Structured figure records
§

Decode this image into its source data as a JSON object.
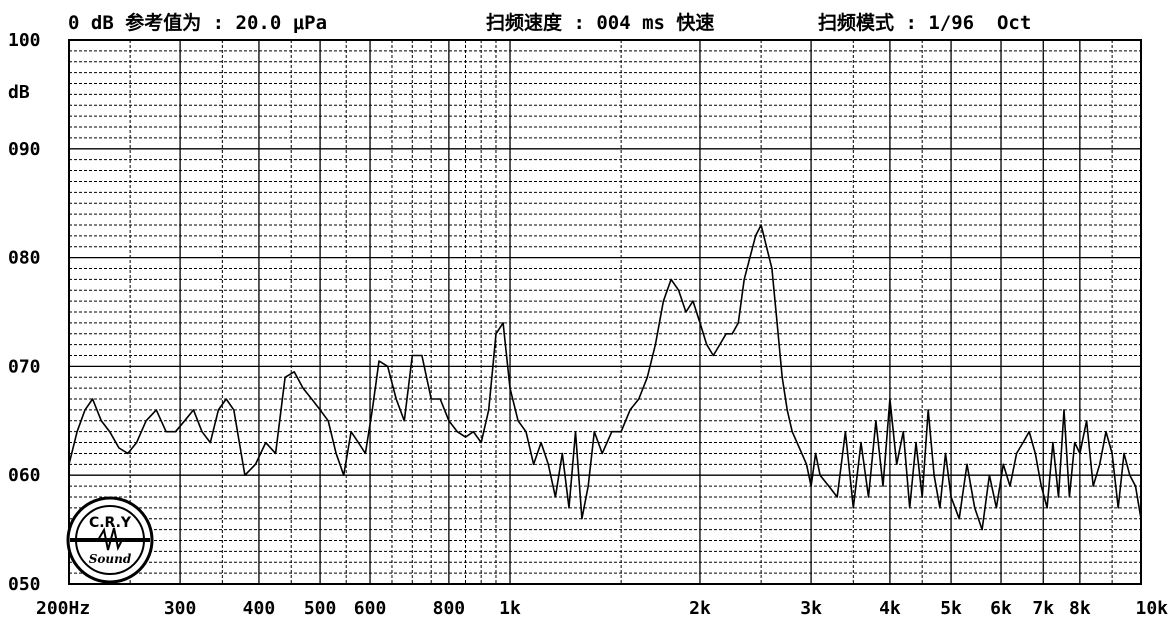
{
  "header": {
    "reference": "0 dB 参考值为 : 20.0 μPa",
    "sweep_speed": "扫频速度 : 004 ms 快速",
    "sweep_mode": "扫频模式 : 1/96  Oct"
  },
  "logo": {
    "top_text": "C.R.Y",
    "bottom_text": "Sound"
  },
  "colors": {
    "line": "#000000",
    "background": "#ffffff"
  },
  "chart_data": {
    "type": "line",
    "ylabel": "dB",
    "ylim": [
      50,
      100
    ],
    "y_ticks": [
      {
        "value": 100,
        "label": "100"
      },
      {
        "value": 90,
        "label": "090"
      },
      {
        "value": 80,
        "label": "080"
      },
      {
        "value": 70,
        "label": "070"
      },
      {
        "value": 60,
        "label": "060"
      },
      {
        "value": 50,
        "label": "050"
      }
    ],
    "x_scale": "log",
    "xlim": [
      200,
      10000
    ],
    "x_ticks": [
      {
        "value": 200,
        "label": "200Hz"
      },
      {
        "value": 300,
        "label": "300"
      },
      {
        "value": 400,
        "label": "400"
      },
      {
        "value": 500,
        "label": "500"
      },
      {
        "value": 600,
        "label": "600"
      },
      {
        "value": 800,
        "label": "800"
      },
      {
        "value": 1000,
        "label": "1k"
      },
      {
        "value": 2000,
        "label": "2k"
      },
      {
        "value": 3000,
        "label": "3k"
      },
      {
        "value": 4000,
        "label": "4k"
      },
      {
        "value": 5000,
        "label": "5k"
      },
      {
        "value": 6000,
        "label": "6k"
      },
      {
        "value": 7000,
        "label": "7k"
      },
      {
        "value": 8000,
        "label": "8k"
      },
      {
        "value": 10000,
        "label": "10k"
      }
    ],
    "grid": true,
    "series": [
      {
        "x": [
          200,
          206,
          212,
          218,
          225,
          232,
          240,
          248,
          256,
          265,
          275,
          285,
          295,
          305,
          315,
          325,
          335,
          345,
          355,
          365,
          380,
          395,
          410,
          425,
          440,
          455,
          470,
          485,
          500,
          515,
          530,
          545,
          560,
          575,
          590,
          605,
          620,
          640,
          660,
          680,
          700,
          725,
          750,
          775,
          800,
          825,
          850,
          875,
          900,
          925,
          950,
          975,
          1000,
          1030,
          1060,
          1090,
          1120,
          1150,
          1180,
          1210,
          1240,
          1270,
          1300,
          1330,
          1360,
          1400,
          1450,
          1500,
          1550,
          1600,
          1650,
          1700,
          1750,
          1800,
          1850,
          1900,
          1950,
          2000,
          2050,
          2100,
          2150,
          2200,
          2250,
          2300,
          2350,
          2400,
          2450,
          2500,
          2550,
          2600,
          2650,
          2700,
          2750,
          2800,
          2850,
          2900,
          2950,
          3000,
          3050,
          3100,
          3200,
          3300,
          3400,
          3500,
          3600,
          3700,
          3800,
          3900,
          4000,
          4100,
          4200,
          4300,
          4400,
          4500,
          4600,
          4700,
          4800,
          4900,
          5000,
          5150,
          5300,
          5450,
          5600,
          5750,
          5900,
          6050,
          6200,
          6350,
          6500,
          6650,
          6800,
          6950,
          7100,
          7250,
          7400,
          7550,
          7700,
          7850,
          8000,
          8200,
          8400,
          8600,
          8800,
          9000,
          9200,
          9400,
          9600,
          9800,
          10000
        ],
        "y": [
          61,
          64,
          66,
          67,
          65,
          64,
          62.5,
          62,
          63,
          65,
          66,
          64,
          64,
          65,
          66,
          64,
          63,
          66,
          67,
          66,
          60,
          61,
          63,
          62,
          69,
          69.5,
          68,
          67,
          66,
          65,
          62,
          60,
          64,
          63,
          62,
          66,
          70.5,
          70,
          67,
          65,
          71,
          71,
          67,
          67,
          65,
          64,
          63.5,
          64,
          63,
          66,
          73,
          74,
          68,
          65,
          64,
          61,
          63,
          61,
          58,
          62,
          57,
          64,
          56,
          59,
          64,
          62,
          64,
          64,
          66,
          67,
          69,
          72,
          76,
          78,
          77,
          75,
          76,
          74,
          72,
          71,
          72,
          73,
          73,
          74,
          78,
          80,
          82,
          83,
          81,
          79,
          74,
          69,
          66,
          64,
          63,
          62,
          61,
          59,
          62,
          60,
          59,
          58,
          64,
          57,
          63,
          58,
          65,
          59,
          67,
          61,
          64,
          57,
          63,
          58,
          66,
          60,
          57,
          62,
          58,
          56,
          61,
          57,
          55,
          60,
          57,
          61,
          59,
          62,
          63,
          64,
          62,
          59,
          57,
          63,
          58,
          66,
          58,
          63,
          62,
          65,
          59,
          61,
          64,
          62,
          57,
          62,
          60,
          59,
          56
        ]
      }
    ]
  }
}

§

## Exercise instructions
Retype every record above exactly as written, but leave out the pictures.

## Expected answer
Decode this image into its source data as a JSON object.
{
  "header": {
    "reference": "0 dB 参考值为 : 20.0 μPa",
    "sweep_speed": "扫频速度 : 004 ms 快速",
    "sweep_mode": "扫频模式 : 1/96  Oct"
  },
  "logo": {
    "top_text": "C.R.Y",
    "bottom_text": "Sound"
  },
  "colors": {
    "line": "#000000",
    "background": "#ffffff"
  },
  "chart_data": {
    "type": "line",
    "ylabel": "dB",
    "ylim": [
      50,
      100
    ],
    "y_ticks": [
      {
        "value": 100,
        "label": "100"
      },
      {
        "value": 90,
        "label": "090"
      },
      {
        "value": 80,
        "label": "080"
      },
      {
        "value": 70,
        "label": "070"
      },
      {
        "value": 60,
        "label": "060"
      },
      {
        "value": 50,
        "label": "050"
      }
    ],
    "x_scale": "log",
    "xlim": [
      200,
      10000
    ],
    "x_ticks": [
      {
        "value": 200,
        "label": "200Hz"
      },
      {
        "value": 300,
        "label": "300"
      },
      {
        "value": 400,
        "label": "400"
      },
      {
        "value": 500,
        "label": "500"
      },
      {
        "value": 600,
        "label": "600"
      },
      {
        "value": 800,
        "label": "800"
      },
      {
        "value": 1000,
        "label": "1k"
      },
      {
        "value": 2000,
        "label": "2k"
      },
      {
        "value": 3000,
        "label": "3k"
      },
      {
        "value": 4000,
        "label": "4k"
      },
      {
        "value": 5000,
        "label": "5k"
      },
      {
        "value": 6000,
        "label": "6k"
      },
      {
        "value": 7000,
        "label": "7k"
      },
      {
        "value": 8000,
        "label": "8k"
      },
      {
        "value": 10000,
        "label": "10k"
      }
    ],
    "grid": true,
    "series": [
      {
        "x": [
          200,
          206,
          212,
          218,
          225,
          232,
          240,
          248,
          256,
          265,
          275,
          285,
          295,
          305,
          315,
          325,
          335,
          345,
          355,
          365,
          380,
          395,
          410,
          425,
          440,
          455,
          470,
          485,
          500,
          515,
          530,
          545,
          560,
          575,
          590,
          605,
          620,
          640,
          660,
          680,
          700,
          725,
          750,
          775,
          800,
          825,
          850,
          875,
          900,
          925,
          950,
          975,
          1000,
          1030,
          1060,
          1090,
          1120,
          1150,
          1180,
          1210,
          1240,
          1270,
          1300,
          1330,
          1360,
          1400,
          1450,
          1500,
          1550,
          1600,
          1650,
          1700,
          1750,
          1800,
          1850,
          1900,
          1950,
          2000,
          2050,
          2100,
          2150,
          2200,
          2250,
          2300,
          2350,
          2400,
          2450,
          2500,
          2550,
          2600,
          2650,
          2700,
          2750,
          2800,
          2850,
          2900,
          2950,
          3000,
          3050,
          3100,
          3200,
          3300,
          3400,
          3500,
          3600,
          3700,
          3800,
          3900,
          4000,
          4100,
          4200,
          4300,
          4400,
          4500,
          4600,
          4700,
          4800,
          4900,
          5000,
          5150,
          5300,
          5450,
          5600,
          5750,
          5900,
          6050,
          6200,
          6350,
          6500,
          6650,
          6800,
          6950,
          7100,
          7250,
          7400,
          7550,
          7700,
          7850,
          8000,
          8200,
          8400,
          8600,
          8800,
          9000,
          9200,
          9400,
          9600,
          9800,
          10000
        ],
        "y": [
          61,
          64,
          66,
          67,
          65,
          64,
          62.5,
          62,
          63,
          65,
          66,
          64,
          64,
          65,
          66,
          64,
          63,
          66,
          67,
          66,
          60,
          61,
          63,
          62,
          69,
          69.5,
          68,
          67,
          66,
          65,
          62,
          60,
          64,
          63,
          62,
          66,
          70.5,
          70,
          67,
          65,
          71,
          71,
          67,
          67,
          65,
          64,
          63.5,
          64,
          63,
          66,
          73,
          74,
          68,
          65,
          64,
          61,
          63,
          61,
          58,
          62,
          57,
          64,
          56,
          59,
          64,
          62,
          64,
          64,
          66,
          67,
          69,
          72,
          76,
          78,
          77,
          75,
          76,
          74,
          72,
          71,
          72,
          73,
          73,
          74,
          78,
          80,
          82,
          83,
          81,
          79,
          74,
          69,
          66,
          64,
          63,
          62,
          61,
          59,
          62,
          60,
          59,
          58,
          64,
          57,
          63,
          58,
          65,
          59,
          67,
          61,
          64,
          57,
          63,
          58,
          66,
          60,
          57,
          62,
          58,
          56,
          61,
          57,
          55,
          60,
          57,
          61,
          59,
          62,
          63,
          64,
          62,
          59,
          57,
          63,
          58,
          66,
          58,
          63,
          62,
          65,
          59,
          61,
          64,
          62,
          57,
          62,
          60,
          59,
          56
        ]
      }
    ]
  }
}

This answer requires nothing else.